Extracted data entries:
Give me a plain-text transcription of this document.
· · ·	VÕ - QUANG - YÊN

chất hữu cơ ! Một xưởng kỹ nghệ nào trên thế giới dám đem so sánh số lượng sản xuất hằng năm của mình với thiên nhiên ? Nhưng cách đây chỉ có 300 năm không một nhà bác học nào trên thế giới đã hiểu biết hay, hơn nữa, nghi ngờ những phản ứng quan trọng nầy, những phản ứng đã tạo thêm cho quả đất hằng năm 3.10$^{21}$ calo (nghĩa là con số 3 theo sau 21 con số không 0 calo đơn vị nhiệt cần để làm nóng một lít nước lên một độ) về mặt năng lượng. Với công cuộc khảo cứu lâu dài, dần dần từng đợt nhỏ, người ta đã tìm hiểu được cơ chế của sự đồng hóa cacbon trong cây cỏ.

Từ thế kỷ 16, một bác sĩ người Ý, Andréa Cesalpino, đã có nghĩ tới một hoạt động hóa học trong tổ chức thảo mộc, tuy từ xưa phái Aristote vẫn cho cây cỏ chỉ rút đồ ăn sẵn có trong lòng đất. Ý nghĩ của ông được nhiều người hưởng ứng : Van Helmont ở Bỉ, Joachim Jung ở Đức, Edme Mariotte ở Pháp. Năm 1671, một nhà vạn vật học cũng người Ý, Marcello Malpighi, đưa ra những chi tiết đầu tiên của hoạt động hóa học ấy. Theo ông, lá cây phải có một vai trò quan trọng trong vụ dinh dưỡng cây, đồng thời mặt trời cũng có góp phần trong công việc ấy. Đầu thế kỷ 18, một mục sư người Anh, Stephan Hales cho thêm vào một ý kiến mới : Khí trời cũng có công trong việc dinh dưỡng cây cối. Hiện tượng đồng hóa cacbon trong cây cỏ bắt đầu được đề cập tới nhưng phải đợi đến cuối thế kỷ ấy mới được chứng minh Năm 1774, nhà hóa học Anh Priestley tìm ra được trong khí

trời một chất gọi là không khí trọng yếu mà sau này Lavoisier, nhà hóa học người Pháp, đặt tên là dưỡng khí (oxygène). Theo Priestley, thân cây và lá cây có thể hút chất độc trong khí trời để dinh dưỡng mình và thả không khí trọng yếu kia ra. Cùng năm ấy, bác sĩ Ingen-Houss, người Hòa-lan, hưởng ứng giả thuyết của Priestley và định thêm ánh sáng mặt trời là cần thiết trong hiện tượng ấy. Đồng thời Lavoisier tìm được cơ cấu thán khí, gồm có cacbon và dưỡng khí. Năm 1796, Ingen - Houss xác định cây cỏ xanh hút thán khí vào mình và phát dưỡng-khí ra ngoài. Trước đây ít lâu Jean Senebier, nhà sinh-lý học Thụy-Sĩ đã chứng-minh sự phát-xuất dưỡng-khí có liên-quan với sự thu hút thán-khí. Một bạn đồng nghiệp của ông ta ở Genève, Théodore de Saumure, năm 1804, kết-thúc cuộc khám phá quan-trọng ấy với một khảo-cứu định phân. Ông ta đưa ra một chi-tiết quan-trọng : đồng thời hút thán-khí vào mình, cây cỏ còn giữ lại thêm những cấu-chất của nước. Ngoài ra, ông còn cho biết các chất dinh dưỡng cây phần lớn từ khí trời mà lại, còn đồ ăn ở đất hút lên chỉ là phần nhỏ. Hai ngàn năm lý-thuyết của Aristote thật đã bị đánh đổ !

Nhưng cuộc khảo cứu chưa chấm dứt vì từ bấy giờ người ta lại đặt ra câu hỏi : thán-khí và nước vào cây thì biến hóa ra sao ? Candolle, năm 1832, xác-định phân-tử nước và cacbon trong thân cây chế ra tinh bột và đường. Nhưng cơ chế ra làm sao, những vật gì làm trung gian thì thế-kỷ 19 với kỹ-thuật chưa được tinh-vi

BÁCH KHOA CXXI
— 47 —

[PROBLEM REQUIREMENTS]
Output the entries verbatim.

[RESULT FOR THIS TASK]
Give me a plain-text transcription of this document.
· · ·	VÕ - QUANG - YÊN

chất hữu cơ ! Một xưởng kỹ nghệ nào trên thế giới dám đem so sánh số lượng sản xuất hằng năm của mình với thiên nhiên ? Nhưng cách đây chỉ có 300 năm không một nhà bác học nào trên thế giới đã hiểu biết hay, hơn nữa, nghi ngờ những phản ứng quan trọng nầy, những phản ứng đã tạo thêm cho quả đất hằng năm 3.10$^{21}$ calo (nghĩa là con số 3 theo sau 21 con số không 0 calo đơn vị nhiệt cần để làm nóng một lít nước lên một độ) về mặt năng lượng. Với công cuộc khảo cứu lâu dài, dần dần từng đợt nhỏ, người ta đã tìm hiểu được cơ chế của sự đồng hóa cacbon trong cây cỏ.

Từ thế kỷ 16, một bác sĩ người Ý, Andréa Cesalpino, đã có nghĩ tới một hoạt động hóa học trong tổ chức thảo mộc, tuy từ xưa phái Aristote vẫn cho cây cỏ chỉ rút đồ ăn sẵn có trong lòng đất. Ý nghĩ của ông được nhiều người hưởng ứng : Van Helmont ở Bỉ, Joachim Jung ở Đức, Edme Mariotte ở Pháp. Năm 1671, một nhà vạn vật học cũng người Ý, Marcello Malpighi, đưa ra những chi tiết đầu tiên của hoạt động hóa học ấy. Theo ông, lá cây phải có một vai trò quan trọng trong vụ dinh dưỡng cây, đồng thời mặt trời cũng có góp phần trong công việc ấy. Đầu thế kỷ 18, một mục sư người Anh, Stephan Hales cho thêm vào một ý kiến mới : Khí trời cũng có công trong việc dinh dưỡng cây cối. Hiện tượng đồng hóa cacbon trong cây cỏ bắt đầu được đề cập tới nhưng phải đợi đến cuối thế kỷ ấy mới được chứng minh Năm 1774, nhà hóa học Anh Priestley tìm ra được trong khí

trời một chất gọi là không khí trọng yếu mà sau này Lavoisier, nhà hóa học người Pháp, đặt tên là dưỡng khí (oxygène). Theo Priestley, thân cây và lá cây có thể hút chất độc trong khí trời để dinh dưỡng mình và thả không khí trọng yếu kia ra. Cùng năm ấy, bác sĩ Ingen-Houss, người Hòa-lan, hưởng ứng giả thuyết của Priestley và định thêm ánh sáng mặt trời là cần thiết trong hiện tượng ấy. Đồng thời Lavoisier tìm được cơ cấu thán khí, gồm có cacbon và dưỡng khí. Năm 1796, Ingen - Houss xác định cây cỏ xanh hút thán khí vào mình và phát dưỡng-khí ra ngoài. Trước đây ít lâu Jean Senebier, nhà sinh-lý học Thụy-Sĩ đã chứng-minh sự phát-xuất dưỡng-khí có liên-quan với sự thu hút thán-khí. Một bạn đồng nghiệp của ông ta ở Genève, Théodore de Saumure, năm 1804, kết-thúc cuộc khám phá quan-trọng ấy với một khảo-cứu định phân. Ông ta đưa ra một chi-tiết quan-trọng : đồng thời hút thán-khí vào mình, cây cỏ còn giữ lại thêm những cấu-chất của nước. Ngoài ra, ông còn cho biết các chất dinh dưỡng cây phần lớn từ khí trời mà lại, còn đồ ăn ở đất hút lên chỉ là phần nhỏ. Hai ngàn năm lý-thuyết của Aristote thật đã bị đánh đổ !

Nhưng cuộc khảo cứu chưa chấm dứt vì từ bấy giờ người ta lại đặt ra câu hỏi : thán-khí và nước vào cây thì biến hóa ra sao ? Candolle, năm 1832, xác-định phân-tử nước và cacbon trong thân cây chế ra tinh bột và đường. Nhưng cơ chế ra làm sao, những vật gì làm trung gian thì thế-kỷ 19 với kỹ-thuật chưa được tinh-vi

BÁCH KHOA CXXI
— 47 —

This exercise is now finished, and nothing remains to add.